## SOURCE EXTRACT:
====================

As someone mentioned above, the alternative is to "grow organically" which really means grow very very slowly. In many cases, these bands have grown slowly. They have had regular jobs to pay for their equipment. They play tiny gigs at small bars in their home town, and they've probably worked really hard doing, essentially, two jobs, for a long time to get to the point of being recognized by a label. They have barely enough money to buy guitars and a car to get to the next gig, much less move their recording and promotion to the level that a label can offer.
Your example is obviously flawed - libraries do not cost each person $1000 a month in taxes, besides the fact that it would be pretty difficult to eat $1000 worth of sweets in a month (by yourself), meaning the value proposition is so low that no one would take up that offer.
It's not really necessary and I doubt anyone will even read my post, but I've always wanted to do a slashdot style back-of-the-envelope calculation... so here goes.
Let's assume the previous post was correct, and libraries cost $1.1 billion a year. To keep it simple I'll use state taxes only, which is listed as $895 million. Wikipedia says total state tax revenue (in 2007) was $749,785,186,000 ($750 billion). So, 0.001% of state tax revenue was spent on libraries. Very likely there are local/city taxes that could be significant, but the previous poster showed that states provide the largest source of library funding.
In 2005, at $38,206 per capita the average state tax rate was 9.8% (source). So, about $3,750 in taxes was paid per person, on average, to the state(s) where they did business (these numbers include taxes from states besides those the person resides in, such as sales tax on out-of-state purchases, but doesn't include federal taxes). 0.001% of that is 4 cents, and that's for the whole year... 0.3 cents/month.

====================

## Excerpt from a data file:
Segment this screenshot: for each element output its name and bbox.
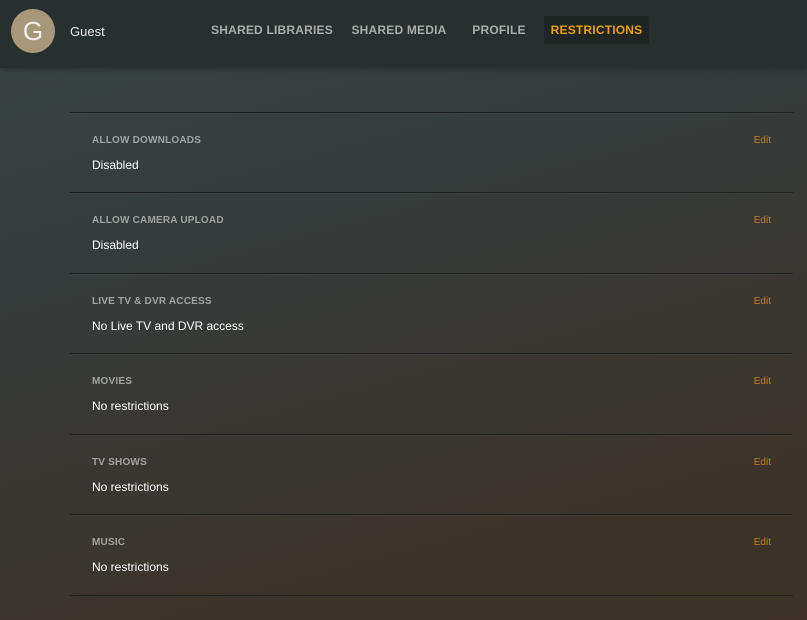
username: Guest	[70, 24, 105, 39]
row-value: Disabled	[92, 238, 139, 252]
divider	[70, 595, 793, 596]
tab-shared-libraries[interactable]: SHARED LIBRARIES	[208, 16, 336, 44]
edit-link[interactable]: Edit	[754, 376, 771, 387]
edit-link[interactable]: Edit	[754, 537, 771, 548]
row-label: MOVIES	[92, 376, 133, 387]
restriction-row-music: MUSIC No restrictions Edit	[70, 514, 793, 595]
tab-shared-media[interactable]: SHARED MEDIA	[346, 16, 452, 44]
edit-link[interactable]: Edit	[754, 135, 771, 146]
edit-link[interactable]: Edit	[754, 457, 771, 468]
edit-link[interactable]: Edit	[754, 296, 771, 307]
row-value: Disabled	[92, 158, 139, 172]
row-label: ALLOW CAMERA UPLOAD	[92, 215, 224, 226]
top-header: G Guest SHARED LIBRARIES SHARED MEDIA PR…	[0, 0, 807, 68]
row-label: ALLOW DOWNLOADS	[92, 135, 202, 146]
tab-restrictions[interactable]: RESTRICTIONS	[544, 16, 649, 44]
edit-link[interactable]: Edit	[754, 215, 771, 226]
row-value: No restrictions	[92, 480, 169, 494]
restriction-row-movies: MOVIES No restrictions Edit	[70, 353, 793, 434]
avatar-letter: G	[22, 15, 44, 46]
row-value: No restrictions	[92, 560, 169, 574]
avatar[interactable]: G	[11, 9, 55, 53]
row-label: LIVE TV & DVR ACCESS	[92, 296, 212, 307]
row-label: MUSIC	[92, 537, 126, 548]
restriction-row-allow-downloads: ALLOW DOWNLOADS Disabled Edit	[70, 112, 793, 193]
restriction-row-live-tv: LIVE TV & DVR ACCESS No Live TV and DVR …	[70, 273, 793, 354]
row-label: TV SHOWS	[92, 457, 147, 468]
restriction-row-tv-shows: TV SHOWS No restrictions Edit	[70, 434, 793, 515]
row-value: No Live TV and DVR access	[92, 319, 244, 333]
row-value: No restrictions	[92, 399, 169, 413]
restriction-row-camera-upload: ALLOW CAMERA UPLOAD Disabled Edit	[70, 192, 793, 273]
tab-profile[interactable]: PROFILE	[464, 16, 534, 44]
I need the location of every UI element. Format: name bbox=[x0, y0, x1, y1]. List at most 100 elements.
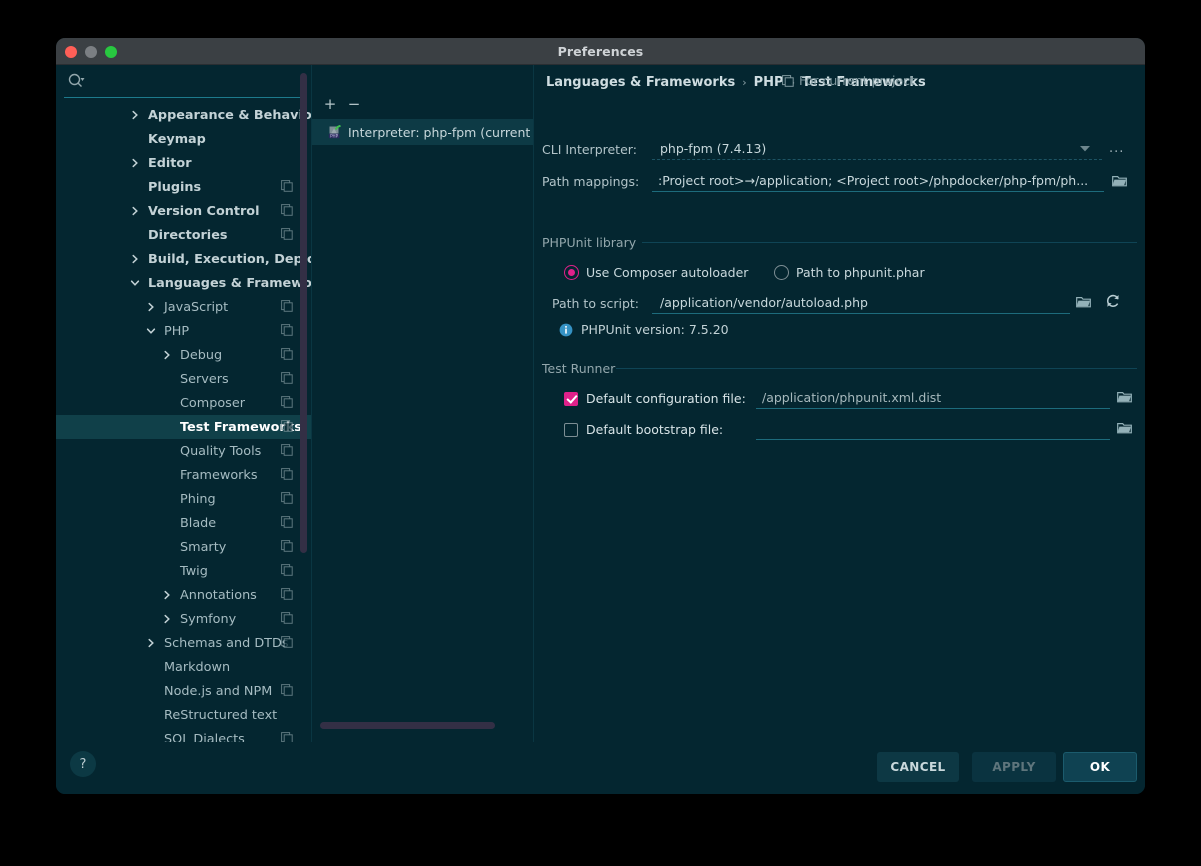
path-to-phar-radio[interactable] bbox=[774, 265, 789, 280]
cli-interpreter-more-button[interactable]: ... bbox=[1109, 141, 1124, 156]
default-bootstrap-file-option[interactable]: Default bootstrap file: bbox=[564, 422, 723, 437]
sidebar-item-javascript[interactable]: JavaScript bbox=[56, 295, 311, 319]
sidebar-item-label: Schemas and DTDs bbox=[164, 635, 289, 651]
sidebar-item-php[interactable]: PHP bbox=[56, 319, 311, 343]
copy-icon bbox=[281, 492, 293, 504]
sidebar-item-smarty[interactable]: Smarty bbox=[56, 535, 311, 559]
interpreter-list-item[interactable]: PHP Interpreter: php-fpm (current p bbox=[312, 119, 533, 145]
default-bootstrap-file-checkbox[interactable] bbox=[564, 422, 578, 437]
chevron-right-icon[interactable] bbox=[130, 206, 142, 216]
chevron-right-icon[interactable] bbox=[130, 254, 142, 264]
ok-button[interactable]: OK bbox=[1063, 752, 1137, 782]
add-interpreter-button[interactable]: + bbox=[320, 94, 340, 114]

====================

## GIVEN REQUEST A:
Return, word for word, the entries from the line containing "24, 105, 39]" through the line containing "135, 202, 146]", with both of those lines included.
## GIVEN REQUEST B:
Extend the forum discussion of how much libraries cost each taxpayer past its final sentence.

## EXERCISE OUTPUT A:
username: Guest	[70, 24, 105, 39]
row-value: Disabled	[92, 238, 139, 252]
divider	[70, 595, 793, 596]
tab-shared-libraries[interactable]: SHARED LIBRARIES	[208, 16, 336, 44]
edit-link[interactable]: Edit	[754, 376, 771, 387]
edit-link[interactable]: Edit	[754, 537, 771, 548]
row-label: MOVIES	[92, 376, 133, 387]
restriction-row-music: MUSIC No restrictions Edit	[70, 514, 793, 595]
tab-shared-media[interactable]: SHARED MEDIA	[346, 16, 452, 44]
edit-link[interactable]: Edit	[754, 135, 771, 146]
edit-link[interactable]: Edit	[754, 457, 771, 468]
edit-link[interactable]: Edit	[754, 296, 771, 307]
row-value: Disabled	[92, 158, 139, 172]
row-label: ALLOW CAMERA UPLOAD	[92, 215, 224, 226]
top-header: G Guest SHARED LIBRARIES SHARED MEDIA PR…	[0, 0, 807, 68]
row-label: ALLOW DOWNLOADS	[92, 135, 202, 146]

## EXERCISE OUTPUT B:
Let's assume my math and the figures I used are bad, and it's actually significantly higher. Say, one hundred times higher... $4 a year is still a heck of a good deal for everything that libraries provide to those who use them, and if you never ever use the library, you can write off the expense (pun intended), considering how small it is, as part of "buying civilization" as the well-known slashdot sig goes, just like you probably don't directly use a lot of the other things state, local, and federal taxes pay for (and you don't get to pick and choose what your money goes toward).
Your sweets example is obviously different, because sweets can't be almost endlessly re-used like books and DVDs from the library can (I suppose you could try with sweets, but...) That's why, of course, such a pre-payment scheme as you suggest wouldn't work for food (although all-you-can-eat buffets are an interesting thing to consider), but why the original point stands... you are pre-paying for the library, but it's a minuscule amount that more or less equals nothing, especially when compared to the value it potentially provides to you.
I'm all for live performances, but ticket prices lately have gotten insane. A stadium that can seat 50k and yet they still charge $100 a ticket like many acts do? No thanks- that is greed pure and simple. I have no problem dropping $10-$20 to see a good band, but thanks to greed and Ticketmaster, live music seems just as much a scam as the recorded stuff.